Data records
---

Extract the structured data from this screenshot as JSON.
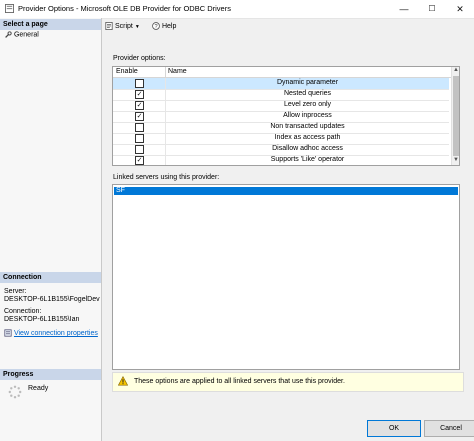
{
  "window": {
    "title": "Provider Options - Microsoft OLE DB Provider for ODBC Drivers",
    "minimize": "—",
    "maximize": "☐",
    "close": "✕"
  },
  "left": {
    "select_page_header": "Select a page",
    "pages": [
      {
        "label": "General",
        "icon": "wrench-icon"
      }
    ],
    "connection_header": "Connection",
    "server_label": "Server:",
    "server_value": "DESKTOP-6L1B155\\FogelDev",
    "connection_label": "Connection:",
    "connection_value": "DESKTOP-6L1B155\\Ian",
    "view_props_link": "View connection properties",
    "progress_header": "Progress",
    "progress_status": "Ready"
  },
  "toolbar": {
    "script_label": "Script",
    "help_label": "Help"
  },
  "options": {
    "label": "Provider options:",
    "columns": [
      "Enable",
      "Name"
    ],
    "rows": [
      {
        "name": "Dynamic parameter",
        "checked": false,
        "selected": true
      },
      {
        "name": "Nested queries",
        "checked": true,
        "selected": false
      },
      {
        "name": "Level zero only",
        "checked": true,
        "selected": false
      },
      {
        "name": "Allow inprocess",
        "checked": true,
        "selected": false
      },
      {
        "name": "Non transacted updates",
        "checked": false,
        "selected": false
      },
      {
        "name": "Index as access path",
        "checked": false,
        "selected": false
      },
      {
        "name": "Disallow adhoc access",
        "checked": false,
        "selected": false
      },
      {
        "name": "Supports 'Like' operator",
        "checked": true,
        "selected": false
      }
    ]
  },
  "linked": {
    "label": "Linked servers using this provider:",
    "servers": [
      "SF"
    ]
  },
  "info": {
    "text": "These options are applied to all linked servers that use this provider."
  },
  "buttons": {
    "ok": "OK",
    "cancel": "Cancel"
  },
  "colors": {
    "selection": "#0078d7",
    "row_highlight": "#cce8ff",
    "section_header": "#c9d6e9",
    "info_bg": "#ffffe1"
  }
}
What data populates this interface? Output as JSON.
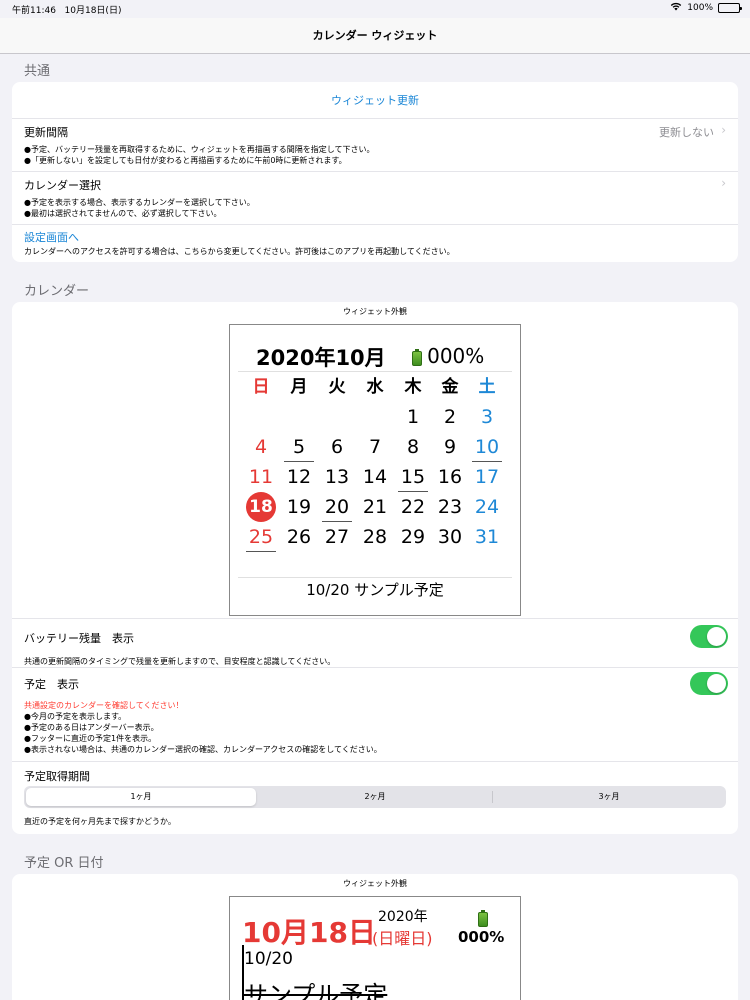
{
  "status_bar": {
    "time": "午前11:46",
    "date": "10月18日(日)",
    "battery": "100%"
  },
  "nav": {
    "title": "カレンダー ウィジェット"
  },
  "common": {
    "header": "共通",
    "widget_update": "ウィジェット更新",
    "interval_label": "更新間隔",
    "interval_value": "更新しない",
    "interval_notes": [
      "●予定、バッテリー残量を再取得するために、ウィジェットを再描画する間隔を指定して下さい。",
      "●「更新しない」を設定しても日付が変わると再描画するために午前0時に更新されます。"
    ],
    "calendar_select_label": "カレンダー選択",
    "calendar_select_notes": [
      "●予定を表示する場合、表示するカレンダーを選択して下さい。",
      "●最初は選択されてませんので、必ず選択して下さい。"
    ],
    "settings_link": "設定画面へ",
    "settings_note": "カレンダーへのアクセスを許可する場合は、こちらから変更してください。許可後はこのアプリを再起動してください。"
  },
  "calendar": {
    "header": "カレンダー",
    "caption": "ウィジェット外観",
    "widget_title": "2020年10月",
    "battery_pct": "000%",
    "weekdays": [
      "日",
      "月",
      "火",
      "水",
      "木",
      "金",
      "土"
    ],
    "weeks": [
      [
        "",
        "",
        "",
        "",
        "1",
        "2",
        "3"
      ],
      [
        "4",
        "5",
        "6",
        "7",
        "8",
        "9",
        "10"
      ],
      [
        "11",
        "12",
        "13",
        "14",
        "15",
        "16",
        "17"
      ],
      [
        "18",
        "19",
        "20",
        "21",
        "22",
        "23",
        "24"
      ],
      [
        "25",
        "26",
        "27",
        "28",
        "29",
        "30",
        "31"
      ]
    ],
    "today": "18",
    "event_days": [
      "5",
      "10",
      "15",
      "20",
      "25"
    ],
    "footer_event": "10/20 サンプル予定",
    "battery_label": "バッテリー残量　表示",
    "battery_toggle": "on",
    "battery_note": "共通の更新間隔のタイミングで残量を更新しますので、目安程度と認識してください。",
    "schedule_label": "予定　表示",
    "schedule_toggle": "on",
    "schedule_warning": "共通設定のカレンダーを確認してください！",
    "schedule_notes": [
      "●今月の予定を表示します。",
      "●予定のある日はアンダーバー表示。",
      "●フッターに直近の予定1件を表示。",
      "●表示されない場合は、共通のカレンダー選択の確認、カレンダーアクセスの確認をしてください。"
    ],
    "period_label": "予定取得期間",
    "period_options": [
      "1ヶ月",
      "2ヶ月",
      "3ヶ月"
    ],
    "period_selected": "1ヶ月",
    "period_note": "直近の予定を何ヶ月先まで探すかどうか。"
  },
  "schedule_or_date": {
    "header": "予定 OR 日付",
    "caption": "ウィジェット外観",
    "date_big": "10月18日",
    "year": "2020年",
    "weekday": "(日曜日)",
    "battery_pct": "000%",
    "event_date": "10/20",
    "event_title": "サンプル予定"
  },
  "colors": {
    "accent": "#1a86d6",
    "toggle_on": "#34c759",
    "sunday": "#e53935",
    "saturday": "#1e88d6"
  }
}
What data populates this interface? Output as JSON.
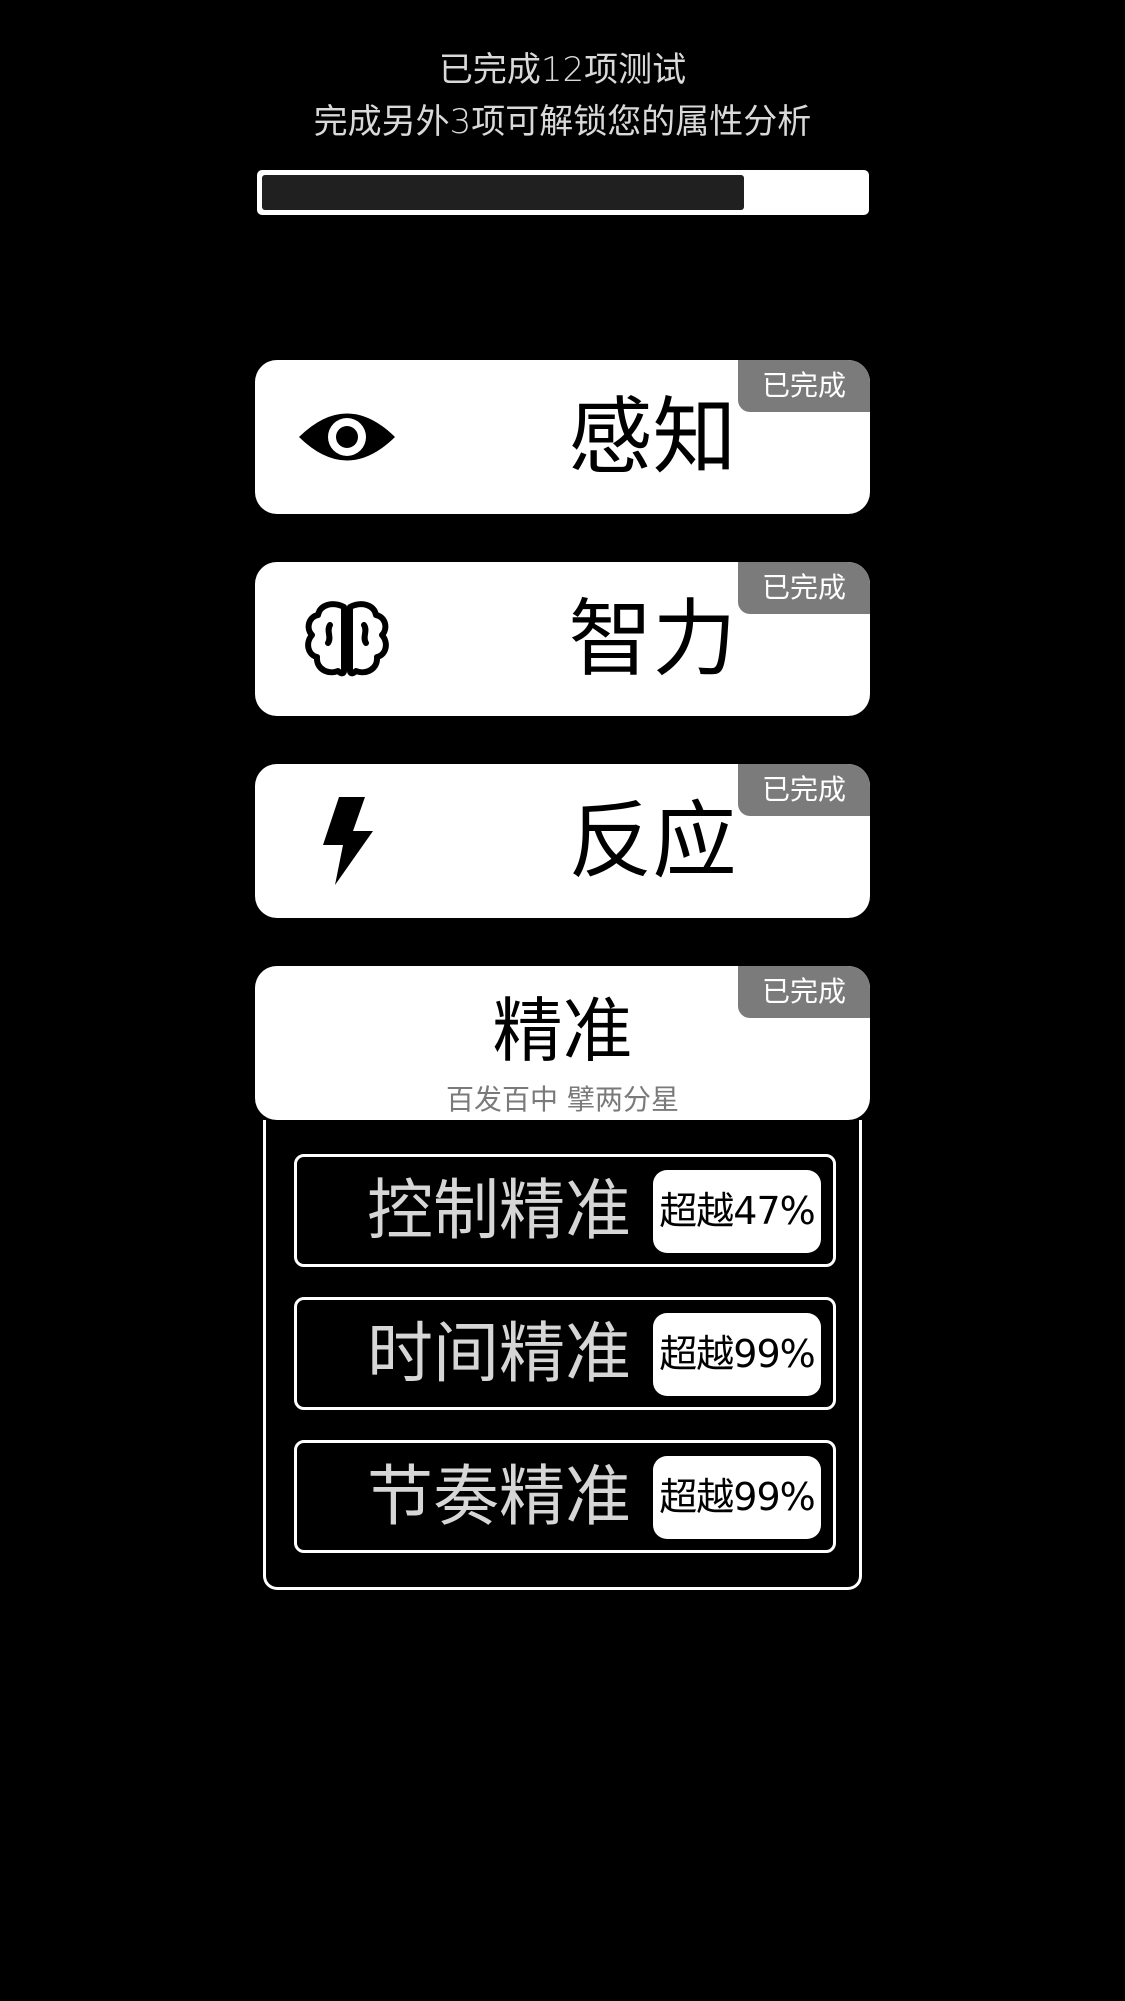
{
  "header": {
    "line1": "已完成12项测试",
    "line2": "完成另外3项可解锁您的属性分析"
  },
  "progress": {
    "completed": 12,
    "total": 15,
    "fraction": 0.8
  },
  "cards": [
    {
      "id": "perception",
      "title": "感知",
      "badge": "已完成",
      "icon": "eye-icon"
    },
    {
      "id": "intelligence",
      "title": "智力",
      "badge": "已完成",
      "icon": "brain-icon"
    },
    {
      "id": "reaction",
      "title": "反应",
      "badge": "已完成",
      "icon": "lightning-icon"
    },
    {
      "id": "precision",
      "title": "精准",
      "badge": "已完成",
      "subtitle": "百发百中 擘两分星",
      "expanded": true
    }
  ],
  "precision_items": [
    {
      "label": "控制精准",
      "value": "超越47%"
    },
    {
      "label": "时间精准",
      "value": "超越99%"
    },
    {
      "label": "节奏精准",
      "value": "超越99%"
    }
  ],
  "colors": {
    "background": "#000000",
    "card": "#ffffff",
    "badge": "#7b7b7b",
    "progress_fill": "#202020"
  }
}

---

» YOUR GOAL:
How many lines of the entries above hold the string "更新しない"? Reply with the number alone.

» THE ANSWER:
2